» **DATA LINES**:
========================

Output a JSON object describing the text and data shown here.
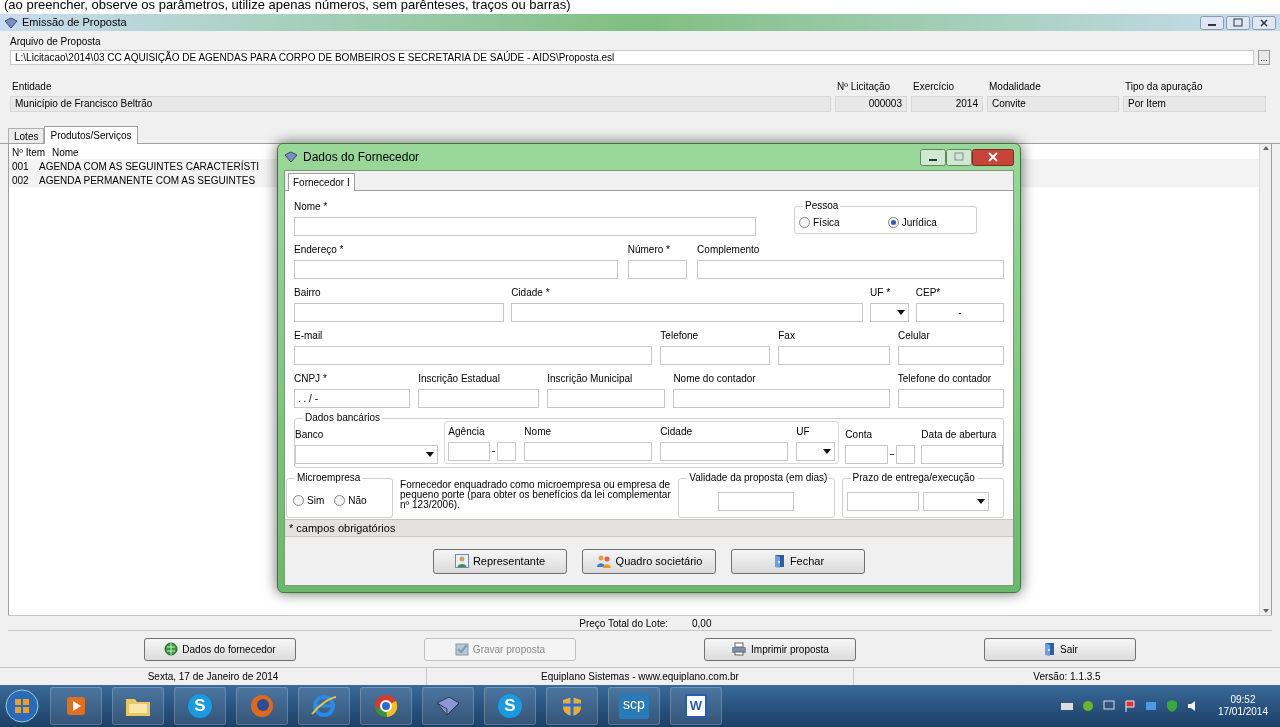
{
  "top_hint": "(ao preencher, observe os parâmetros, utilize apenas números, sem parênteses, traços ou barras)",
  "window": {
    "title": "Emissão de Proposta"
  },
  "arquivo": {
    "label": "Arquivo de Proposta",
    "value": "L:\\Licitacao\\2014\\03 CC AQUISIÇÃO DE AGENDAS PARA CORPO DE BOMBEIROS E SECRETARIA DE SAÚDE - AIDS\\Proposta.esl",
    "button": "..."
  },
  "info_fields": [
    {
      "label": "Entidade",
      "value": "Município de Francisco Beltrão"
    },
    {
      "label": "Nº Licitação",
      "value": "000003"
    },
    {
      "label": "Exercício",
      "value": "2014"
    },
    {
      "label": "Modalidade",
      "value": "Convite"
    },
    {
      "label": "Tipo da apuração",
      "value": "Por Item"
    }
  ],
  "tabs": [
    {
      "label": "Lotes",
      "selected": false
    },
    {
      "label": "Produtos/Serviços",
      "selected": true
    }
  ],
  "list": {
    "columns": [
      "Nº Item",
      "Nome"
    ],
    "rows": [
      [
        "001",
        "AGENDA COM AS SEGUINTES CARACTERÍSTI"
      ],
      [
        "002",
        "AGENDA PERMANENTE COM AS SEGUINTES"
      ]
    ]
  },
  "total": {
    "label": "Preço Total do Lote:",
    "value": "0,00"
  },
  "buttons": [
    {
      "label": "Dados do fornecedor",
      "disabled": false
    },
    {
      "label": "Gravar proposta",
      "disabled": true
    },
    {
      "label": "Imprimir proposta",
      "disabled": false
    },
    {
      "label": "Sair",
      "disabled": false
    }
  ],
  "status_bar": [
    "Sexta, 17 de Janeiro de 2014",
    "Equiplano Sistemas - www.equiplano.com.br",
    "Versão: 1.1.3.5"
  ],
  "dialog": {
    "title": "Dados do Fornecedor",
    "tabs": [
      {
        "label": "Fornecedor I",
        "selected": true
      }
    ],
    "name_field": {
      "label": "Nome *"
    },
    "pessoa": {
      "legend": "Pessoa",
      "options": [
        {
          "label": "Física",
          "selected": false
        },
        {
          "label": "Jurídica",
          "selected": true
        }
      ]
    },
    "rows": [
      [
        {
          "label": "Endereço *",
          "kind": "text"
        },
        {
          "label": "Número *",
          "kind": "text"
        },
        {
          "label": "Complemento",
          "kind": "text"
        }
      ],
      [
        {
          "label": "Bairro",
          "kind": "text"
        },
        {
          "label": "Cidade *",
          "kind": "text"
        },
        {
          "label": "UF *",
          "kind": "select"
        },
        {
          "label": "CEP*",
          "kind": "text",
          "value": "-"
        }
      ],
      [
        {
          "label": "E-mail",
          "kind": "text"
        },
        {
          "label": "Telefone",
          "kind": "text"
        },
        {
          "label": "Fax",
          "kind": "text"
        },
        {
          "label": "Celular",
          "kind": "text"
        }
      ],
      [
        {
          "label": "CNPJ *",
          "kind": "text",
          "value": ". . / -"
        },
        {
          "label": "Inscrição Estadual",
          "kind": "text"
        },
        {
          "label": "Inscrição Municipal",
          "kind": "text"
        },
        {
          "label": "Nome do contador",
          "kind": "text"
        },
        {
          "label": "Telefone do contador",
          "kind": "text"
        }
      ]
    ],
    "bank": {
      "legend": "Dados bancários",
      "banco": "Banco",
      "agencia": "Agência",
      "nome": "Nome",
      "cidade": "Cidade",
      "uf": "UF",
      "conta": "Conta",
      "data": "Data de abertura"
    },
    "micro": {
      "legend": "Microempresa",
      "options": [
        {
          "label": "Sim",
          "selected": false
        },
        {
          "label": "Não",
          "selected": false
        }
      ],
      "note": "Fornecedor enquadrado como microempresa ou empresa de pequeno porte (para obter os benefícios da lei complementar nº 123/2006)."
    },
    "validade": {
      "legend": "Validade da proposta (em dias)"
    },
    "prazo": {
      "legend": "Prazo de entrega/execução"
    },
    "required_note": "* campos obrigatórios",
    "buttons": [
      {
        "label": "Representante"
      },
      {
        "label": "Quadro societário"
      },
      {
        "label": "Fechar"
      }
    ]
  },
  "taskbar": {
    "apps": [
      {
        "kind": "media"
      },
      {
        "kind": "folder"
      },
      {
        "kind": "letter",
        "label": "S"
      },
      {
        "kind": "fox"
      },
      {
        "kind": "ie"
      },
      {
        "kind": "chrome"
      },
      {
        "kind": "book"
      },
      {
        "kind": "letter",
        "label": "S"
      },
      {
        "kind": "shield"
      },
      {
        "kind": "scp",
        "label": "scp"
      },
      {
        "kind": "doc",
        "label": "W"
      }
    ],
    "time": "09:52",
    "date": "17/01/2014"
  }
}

========================

» **EXERCISE DIRECTIONS**: Search the lines above for the string "Telefone" and copy each line that has it.

» **SOLUTION TO THE EXERCISE**:
          "label": "Telefone",
          "label": "Telefone do contador",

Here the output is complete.